_SHORT PROBLEM_
Drop the pictures from the entries below, then reproduce the rest exactly.

_ENTRIES SUPPLIED_
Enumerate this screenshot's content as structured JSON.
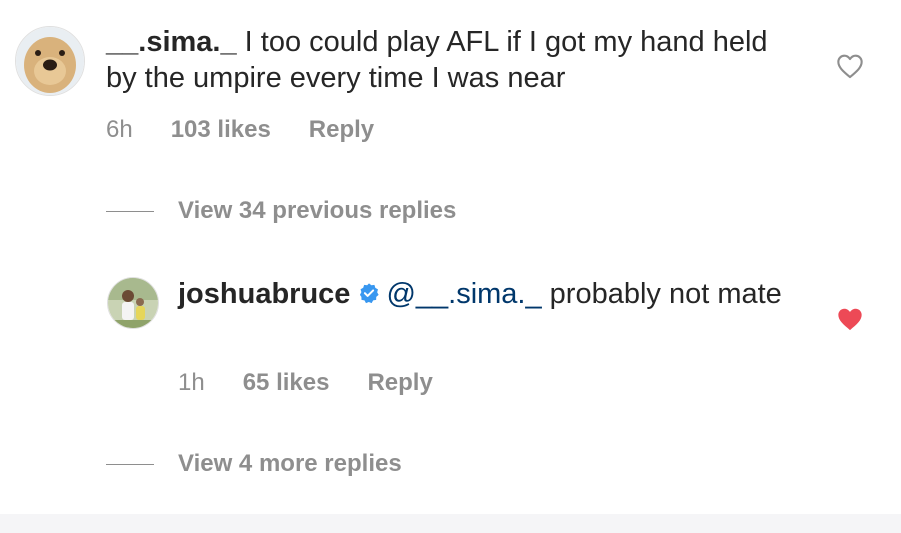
{
  "comment": {
    "username": "__.sima._",
    "text": "I too could play AFL if I got my hand held by the umpire every time I was near",
    "time": "6h",
    "likes": "103 likes",
    "reply_label": "Reply",
    "liked": false
  },
  "view_previous": {
    "label": "View 34 previous replies"
  },
  "reply": {
    "username": "joshuabruce",
    "verified": true,
    "mention": "@__.sima._",
    "text": " probably not mate",
    "time": "1h",
    "likes": "65 likes",
    "reply_label": "Reply",
    "liked": true
  },
  "view_more": {
    "label": "View 4 more replies"
  },
  "colors": {
    "heart_liked": "#ed4956",
    "verified_blue": "#3897f0",
    "mention": "#00376b",
    "muted": "#8e8e8e"
  },
  "icons": {
    "heart_outline": "heart-outline-icon",
    "heart_filled": "heart-filled-icon",
    "verified": "verified-badge-icon"
  }
}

_WORKED SOLUTION_
Enumerate this screenshot's content as structured JSON.
{
  "comment": {
    "username": "__.sima._",
    "text": "I too could play AFL if I got my hand held by the umpire every time I was near",
    "time": "6h",
    "likes": "103 likes",
    "reply_label": "Reply",
    "liked": false
  },
  "view_previous": {
    "label": "View 34 previous replies"
  },
  "reply": {
    "username": "joshuabruce",
    "verified": true,
    "mention": "@__.sima._",
    "text": " probably not mate",
    "time": "1h",
    "likes": "65 likes",
    "reply_label": "Reply",
    "liked": true
  },
  "view_more": {
    "label": "View 4 more replies"
  },
  "colors": {
    "heart_liked": "#ed4956",
    "verified_blue": "#3897f0",
    "mention": "#00376b",
    "muted": "#8e8e8e"
  },
  "icons": {
    "heart_outline": "heart-outline-icon",
    "heart_filled": "heart-filled-icon",
    "verified": "verified-badge-icon"
  }
}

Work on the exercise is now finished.